──────── Sağlanan Metin ────────

Lascaux mağaralarında bulunan, 17 bin yıl öncesine ait duvar resimleri
Hayvanlık, dolaysızlık veya içkinliktir. Bu durum, bir hayvanın diğerini yemesinde verilidir. Bir hayvan diğerini yediğinde, bu, yeme eylemini gerçekleştiren hayvanın benzerliği veya aynılığı koşuluna dayanır – içkinlikle kastedilen budur. Yiyen hayvanın yenen hayvan karşısında hiçbir aşkınlığı yoktur. İki hayvan arasında fark vardır, ama yiyen hayvan kendini yenen hayvandan bu mesafeyle ayırt etmez. Başka bir hayvan tarafından yenen hayvan, bir nesne olarak verili değildir. Bir nesneyi, bir şeyi, nesne sayılmayı reddeden bir insana bağlayan ilişkiye benzer bir tahakküm ilişkisi söz konusu değildir.
Hayvan dünyasında efendiliğin izi yoktur; onun, üzerinde hâkimiyet kurduğu hiçbir şey, birini bağımsız ötekini bağımlı kılan hiçbir şey yoktur. Hayvanların tümü eşit kuvvete sahip değildir elbette, ama bu sadece bir nicelik farkıdır. Aslan, hayvanlar âleminin kralı filan değildir – bu, insanbiçimci bir hurafeden ibarettir. Aslan, hareket eden sularda, daha küçük dalgaların üzerine devrilen büyük bir dalgadır.

──────── Verilen Veriler ────────

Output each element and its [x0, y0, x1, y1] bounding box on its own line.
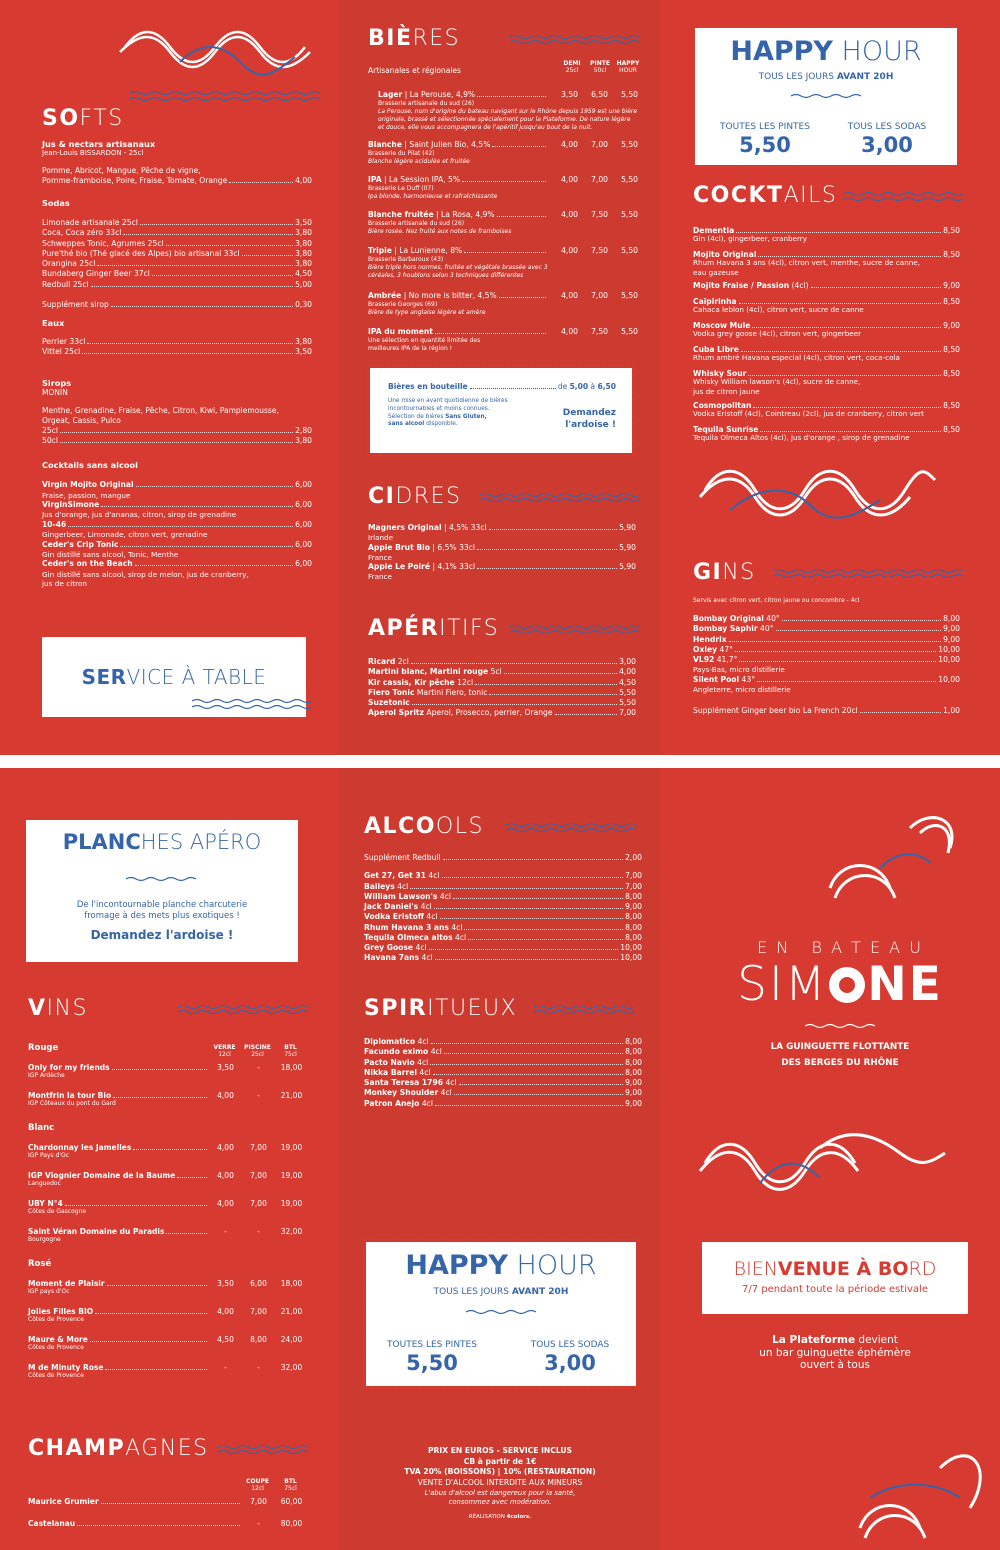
list-item: Nikka Barrel 4cl 8,00	[364, 1067, 642, 1077]
list-item: Maurice Grumier 7,00 60,00	[28, 1497, 303, 1506]
softs-section	[42, 106, 312, 589]
list-item: Suzetonic 5,50	[368, 698, 636, 707]
list-item: Whisky Sour 8,50 Whisky William lawson's (4cl), sucre de canne, jus de citron jaune	[693, 369, 960, 396]
wave-line	[843, 191, 963, 201]
legal-footer: PRIX EN EUROS - SERVICE INCLUS CB à partir de 1€ TVA 20% (BOISSONS) | 10% (RESTAURATION) VENTE D'ALCOOL INTERDITE AUX MINEURS L'abus d'alcool est dangereux pour la santé, consommez avec modération. RÉALISATION 4colors.	[404, 1446, 596, 1520]
list-item: Perrier 33cl 3,80	[42, 337, 312, 347]
list-item: Virgin Mojito Original 6,00	[42, 480, 312, 490]
list-item: Aperol Spritz Aperol, Prosecco, perrier, Orange 7,00	[368, 708, 636, 718]
service-a-table-text: SERVICE À TABLE	[81, 665, 267, 689]
list-item: VL92 41,7° 10,00	[693, 655, 960, 664]
list-item: Pure'thé bio (Thé glacé des Alpes) bio artisanal 33cl 3,80	[42, 248, 312, 258]
menu-sheet-front	[0, 0, 1000, 755]
service-a-table-card	[42, 637, 306, 717]
planches-apero-card	[26, 820, 298, 962]
wave-line	[130, 90, 320, 102]
bouteille-row: Bières en bouteille de 5,00 à 6,50	[388, 382, 616, 391]
list-item: Coca, Coca zéro 33cl 3,80	[42, 228, 312, 238]
vins-group-heading: Rouge	[28, 1043, 59, 1053]
brand-line-1: E N B A T E A U	[757, 938, 923, 957]
wave-decoration	[700, 1123, 950, 1203]
list-item: Oxley 47° 10,00	[693, 644, 960, 654]
wine-item: Maure & More 4,50 8,00 24,00 Côtes de Provence	[28, 1335, 303, 1351]
vins-group-heading: Blanc	[28, 1123, 55, 1133]
wine-item: Jolies Filles BIO 4,00 7,00 21,00 Côtes de Provence	[28, 1307, 303, 1323]
wave-line	[534, 1004, 642, 1014]
wave-decoration	[820, 1428, 990, 1548]
aperitifs-title: APÉRITIFS	[368, 616, 500, 641]
wine-item: Only for my friends 3,50 - 18,00 IGP Ardèche	[28, 1063, 303, 1079]
list-item: Caïpirinha 8,50 Cahaca leblon (4cl), citron vert, sucre de canne	[693, 297, 960, 315]
sirops-flavors-2: Orgeat, Cassis, Pulco	[42, 416, 121, 426]
menu-sheet-back	[0, 768, 1000, 1550]
list-item: Martini blanc, Martini rouge 5cl 4,00	[368, 667, 636, 677]
eaux-list	[42, 337, 312, 358]
wine-item: Chardonnay les Jamelles 4,00 7,00 19,00 IGP Pays d'Oc	[28, 1143, 303, 1159]
list-item: Ceder's Crip Tonic 6,00	[42, 539, 312, 549]
col-piscine: PISCINE 25cl	[244, 1044, 271, 1058]
brand-tagline: LA GUINGUETTE FLOTTANTE DES BERGES DU RHÔNE	[770, 1042, 910, 1068]
gins-supplement: Supplément Ginger beer bio La French 20cl 1,00	[693, 706, 960, 716]
sirops-flavors-1: Menthe, Grenadine, Fraise, Pêche, Citron, Kiwi, Pamplemousse,	[42, 406, 279, 416]
list-item: Schweppes Tonic, Agrumes 25cl 3,80	[42, 238, 312, 248]
col-happy-hour: HAPPY HOUR	[616, 60, 640, 74]
list-item: Bombay Original 40° 8,00	[693, 614, 960, 623]
life-ring-icon	[829, 967, 865, 1003]
alcools-supplement: Supplément Redbull 2,00	[364, 853, 642, 862]
vins-group-heading: Rosé	[28, 1259, 52, 1269]
wine-item: IGP Viognier Domaine de la Baume 4,00 7,00 19,00 Languedoc	[28, 1171, 303, 1187]
list-item: Ceder's on the Beach 6,00	[42, 559, 312, 569]
beer-item: Blanche fruitée | La Rosa, 4,9% 4,00 7,50 5,50 Brasserie artisanale du sud (26) Bière rosée. Nez fruité aux notes de framboises	[368, 210, 638, 236]
list-item: Orangina 25cl 3,80	[42, 259, 312, 269]
beer-item: IPA | La Session IPA, 5% 4,00 7,00 5,50 Brasserie Le Duff (07) Ipa blonde, harmonieuse et rafraîchissante	[368, 175, 638, 201]
list-item: Vodka Eristoff 4cl 8,00	[364, 912, 642, 922]
list-item: Kir cassis, Kir pêche 12cl 4,50	[368, 677, 636, 687]
list-item: Facundo eximo 4cl 8,00	[364, 1047, 642, 1057]
list-item: 50cl 3,80	[42, 436, 312, 446]
list-item: Mojito Original 8,50 Rhum Havana 3 ans (4cl), citron vert, menthe, sucre de canne, eau gazeuse	[693, 250, 960, 277]
list-item: Fiero Tonic Martini Fiero, tonic 5,50	[368, 687, 636, 697]
list-item: Diplomatico 4cl 8,00	[364, 1037, 642, 1046]
spiritueux-section	[364, 996, 642, 1109]
happy-hour-when: TOUS LES JOURS AVANT 20H	[433, 1287, 569, 1297]
list-item: Havana 7ans 4cl 10,00	[364, 953, 642, 963]
vins-section	[28, 996, 308, 1391]
item-desc: Gin distillé sans alcool, sirop de melon, jus de cranberry,	[42, 569, 249, 579]
spiritueux-title: SPIRITUEUX	[364, 996, 518, 1021]
item-desc: Fraise, passion, mangue	[42, 490, 131, 500]
happy-sodas-label: TOUS LES SODAS	[847, 122, 927, 132]
jus-heading: Jus & nectars artisanaux	[42, 139, 156, 149]
list-item: Limonade artisanale 25cl 3,50	[42, 218, 312, 228]
happy-hour-card-bottom	[366, 1242, 636, 1386]
bieres-list-2	[368, 140, 638, 353]
beer-item: Ambrée | No more is bitter, 4,5% 4,00 7,00 5,50 Brasserie Georges (69) Bière de type anglaise légère et amère	[368, 291, 638, 317]
wave-line	[126, 875, 196, 883]
gins-subtitle: Servis avec citron vert, citron jaune ou concombre - 4cl	[693, 597, 860, 604]
list-item: Get 27, Get 31 4cl 7,00	[364, 871, 642, 881]
sirops-brand: MONIN	[42, 387, 68, 397]
cidres-section	[368, 484, 638, 582]
col-btl: BTL 75cl	[284, 1478, 297, 1492]
bieres-subtitle: Artisanales et régionales	[368, 66, 461, 75]
wave-line	[218, 1444, 308, 1454]
bienvenue-title: BIENVENUE À BORD	[733, 1258, 937, 1280]
alcools-section	[364, 814, 642, 964]
list-item: Appie Le Poiré | 4,1% 33cl 5,90	[368, 562, 636, 572]
list-item: Redbull 25cl 5,00	[42, 279, 312, 289]
jus-flavors: Pomme, Abricot, Mangue, Pêche de vigne,	[42, 166, 201, 176]
champagnes-column-headers	[241, 1478, 307, 1492]
list-item: Grey Goose 4cl 10,00	[364, 943, 642, 952]
item-desc: Angleterre, micro distillerie	[693, 684, 791, 694]
spiritueux-list	[364, 1037, 642, 1109]
col-pinte: PINTE 50cl	[590, 60, 610, 74]
jus-row: Pomme-framboise, Poire, Fraise, Tomate, Orange 4,00	[42, 175, 312, 185]
wine-item: UBY N°4 4,00 7,00 19,00 Côtes de Gascogne	[28, 1199, 303, 1215]
list-item: Tequila Olmeca altos 4cl 8,00	[364, 932, 642, 942]
bouteille-desc: Une mise en avant quotidienne de bières incontournables et moins connues. Sélection de bières Sans Gluten, sans alcool disponible.	[388, 398, 508, 428]
happy-sodas-price: 3,00	[544, 1351, 596, 1375]
list-item: Dementia 8,50 Gin (4cl), gingerbeer, cranberry	[693, 226, 960, 244]
list-item: Bundaberg Ginger Beer 37cl 4,50	[42, 269, 312, 279]
cidres-title: CIDRES	[368, 484, 462, 509]
list-item: Tequila Sunrise 8,50 Tequila Olmeca Altos (4cl), jus d'orange , sirop de grenadine	[693, 425, 960, 443]
wave-line	[480, 492, 640, 502]
item-origin: France	[368, 552, 392, 562]
wave-line	[192, 697, 312, 715]
wave-line	[178, 1004, 308, 1014]
gins-title: GINS	[693, 560, 756, 585]
champagnes-section	[28, 1436, 308, 1528]
wine-item: Moment de Plaisir 3,50 6,00 18,00 IGP pays d'Oc	[28, 1279, 303, 1295]
list-item: Baileys 4cl 7,00	[364, 881, 642, 891]
wave-line	[466, 1308, 536, 1316]
alcools-list	[364, 871, 642, 963]
bouteille-ask: Demandez l'ardoise !	[562, 408, 616, 430]
wine-item: Montfrin la tour Bio 4,00 - 21,00 IGP Côteaux du pont du Gard	[28, 1091, 303, 1107]
list-item: Cuba Libre 8,50 Rhum ambré Havana especial (4cl), citron vert, coca-cola	[693, 345, 960, 363]
wine-item: Saint Véran Domaine du Paradis - - 32,00 Bourgogne	[28, 1227, 303, 1243]
item-desc: Jus d'orange, jus d'ananas, citron, sirop de grenadine	[42, 510, 237, 520]
vins-column-headers	[208, 1044, 307, 1058]
list-item: Santa Teresa 1796 4cl 9,00	[364, 1078, 642, 1087]
list-item: William Lawson's 4cl 8,00	[364, 891, 642, 901]
list-item: Rhum Havana 3 ans 4cl 8,00	[364, 922, 642, 932]
sodas-list	[42, 218, 312, 290]
gins-section	[693, 560, 960, 716]
happy-sodas-price: 3,00	[861, 133, 913, 157]
list-item: Silent Pool 43° 10,00	[693, 674, 960, 684]
sodas-heading: Sodas	[42, 198, 70, 209]
happy-hour-title: HAPPY HOUR	[730, 36, 922, 67]
beer-item: IPA du moment 4,00 7,50 5,50 Une sélection en quantité limitée des meilleures IPA de la région !	[368, 327, 638, 353]
happy-pintes-price: 5,50	[739, 133, 791, 157]
csa-list	[42, 480, 312, 588]
happy-pintes-label: TOUTES LES PINTES	[387, 1340, 477, 1350]
col-btl: BTL 75cl	[284, 1044, 297, 1058]
item-desc: Gingerbeer, Limonade, citron vert, grenadine	[42, 530, 208, 540]
item-desc: Gin distillé sans alcool, Tonic, Menthe	[42, 549, 179, 559]
col-coupe: COUPE 12cl	[246, 1478, 269, 1492]
wave-line	[773, 568, 963, 578]
happy-pintes-price: 5,50	[406, 1351, 458, 1375]
planches-ask: Demandez l'ardoise !	[90, 928, 234, 942]
wine-item: M de Minuty Rose - - 32,00 Côtes de Provence	[28, 1363, 303, 1379]
happy-hour-title: HAPPY HOUR	[405, 1250, 597, 1281]
cidres-list	[368, 523, 636, 582]
bieres-bouteille-card	[370, 368, 632, 453]
list-item: Moscow Mule 9,00 Vodka grey goose (4cl), citron vert, gingerbeer	[693, 321, 960, 339]
list-item: Monkey Shoulder 4cl 9,00	[364, 1088, 642, 1098]
list-item: 25cl 2,80	[42, 425, 312, 435]
cocktails-list	[693, 226, 960, 449]
wave-decoration	[820, 808, 970, 908]
list-item: Jack Daniel's 4cl 9,00	[364, 902, 642, 911]
planches-title: PLANCHES APÉRO	[62, 830, 262, 854]
list-item: 10-46 6,00	[42, 519, 312, 529]
list-item: Vittel 25cl 3,50	[42, 347, 312, 357]
list-item: Appie Brut Bio | 6,5% 33cl 5,90	[368, 542, 636, 552]
item-origin: Irlande	[368, 533, 394, 543]
beer-item: Blanche | Saint Julien Bio, 4,5% 4,00 7,00 5,50 Brasserie du Pilat (42) Blanche légère acidulée et fruitée	[368, 140, 638, 166]
list-item: Cosmopolitan 8,50 Vodka Eristoff (4cl), Cointreau (2cl), jus de cranberry, citron vert	[693, 401, 960, 419]
happy-hour-card-top	[695, 28, 957, 165]
champagnes-title: CHAMPAGNES	[28, 1436, 209, 1461]
sirops-heading: Sirops	[42, 377, 72, 388]
bieres-column-headers	[558, 60, 642, 74]
list-item: VirginSimone 6,00	[42, 500, 312, 510]
list-item: Ricard 2cl 3,00	[368, 657, 636, 666]
list-item: Magners Original | 4,5% 33cl 5,90	[368, 523, 636, 532]
happy-sodas-label: TOUS LES SODAS	[530, 1340, 610, 1350]
csa-heading: Cocktails sans alcool	[42, 460, 138, 471]
plateforme-text: La Plateforme devient un bar guinguette éphémère ouvert à tous	[759, 1334, 911, 1372]
list-item: Hendrix 9,00	[693, 634, 960, 644]
aperitifs-list	[368, 657, 636, 719]
list-item: Castelanau - 80,00	[28, 1519, 303, 1528]
beer-item: Lager | La Perouse, 4,9% 3,50 6,50 5,50 Brasserie artisanale du sud (26) La Perouse, nom d'origine du bateau navigant sur le Rhône depuis 1959 est une bière originale, brassé et sélectionnée spécialement pour la Plateforme. De nature légère et douce, elle vous accompagnera de l'apéritif jusqu'au bout de la nuit.	[378, 90, 638, 131]
cocktails-title: COCKTAILS	[693, 183, 838, 208]
vins-title: VINS	[28, 996, 88, 1021]
happy-hour-when: TOUS LES JOURS AVANT 20H	[758, 72, 894, 82]
item-desc: jus de citron	[42, 579, 88, 589]
jus-maker: Jean-Louis BISSARDON - 25cl	[42, 149, 144, 157]
wave-decoration	[120, 22, 320, 72]
col-demi: DEMI 25cl	[563, 60, 581, 74]
aperitifs-section	[368, 616, 638, 719]
cocktails-section	[693, 183, 960, 449]
wave-decoration	[700, 455, 940, 525]
wave-line	[805, 1022, 875, 1030]
planches-desc: De l'incontournable planche charcuterie fromage à des mets plus exotiques !	[76, 900, 248, 922]
item-origin: France	[368, 572, 392, 582]
bienvenue-card	[702, 1242, 968, 1314]
bienvenue-sub: 7/7 pendant toute la période estivale	[742, 1284, 928, 1295]
gins-list	[693, 614, 960, 716]
softs-title: SOFTS	[42, 106, 124, 131]
wave-line	[791, 92, 861, 100]
list-item: Bombay Saphir 40° 9,00	[693, 624, 960, 634]
sirop-supplement: Supplément sirop 0,30	[42, 299, 312, 309]
champagnes-list	[28, 1497, 308, 1528]
wave-line	[506, 822, 642, 832]
alcools-title: ALCOOLS	[364, 814, 484, 839]
brand-block	[700, 938, 980, 1072]
bieres-section	[368, 26, 640, 75]
eaux-heading: Eaux	[42, 318, 65, 329]
list-item: Pacto Navio 4cl 8,00	[364, 1057, 642, 1067]
list-item: Patron Anejo 4cl 9,00	[364, 1098, 642, 1108]
item-desc: Pays-Bas, micro distillerie	[693, 665, 785, 675]
wave-line	[510, 624, 640, 634]
vins-list	[28, 1043, 308, 1391]
wave-line	[510, 34, 640, 44]
col-verre: VERRE 12cl	[213, 1044, 236, 1058]
brand-logo: SIM NE	[737, 957, 943, 1012]
bieres-title: BIÈRES	[368, 26, 461, 51]
happy-pintes-label: TOUTES LES PINTES	[720, 122, 810, 132]
list-item: Mojito Fraise / Passion (4cl) 9,00	[693, 281, 960, 290]
bieres-list	[368, 90, 638, 140]
beer-item: Tripie | La Lunienne, 8% 4,00 7,50 5,50 Brasserie Barbaroux (43) Bière triple hors normes, fruitée et végétale brassée avec 3 céréales, 3 houblons selon 3 techniques différentes	[368, 246, 638, 279]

────────

*Görev:*
Hayvanlık ve içkinlik üzerine olan metni, son cümlesinden itibaren devam ettirin.

*Yazılı Cevap:*
Rakibini yenilgiye uğratan bir hayvan, ötekinin ölümünü bir zafer gibi algılamaz – çünkü o, ölümünün yeniden tesis edemeyeceği bir sürekliliği bozmuş değildir. Bu süreklilik sorgulanmamıştır. “Galip” çıktığı savaştan sonra bakışlarına sinen kayıtsızlık, içinde yaşadığı dünyayla suyun içindeki su kadar bütünleşmiş bir varoluşun göstergesidir.
Bize, içinden çıktığımız bu hayvan yaşamından daha kapalı bir şey yoktur. Bizim düşünme biçimimize, sessiz kâinatın bağrındaki yeryüzünden daha yabancı bir şey yoktur. Hayvan yaşamı, huzursuz edici bir muamma gibi dikilir karşımızda.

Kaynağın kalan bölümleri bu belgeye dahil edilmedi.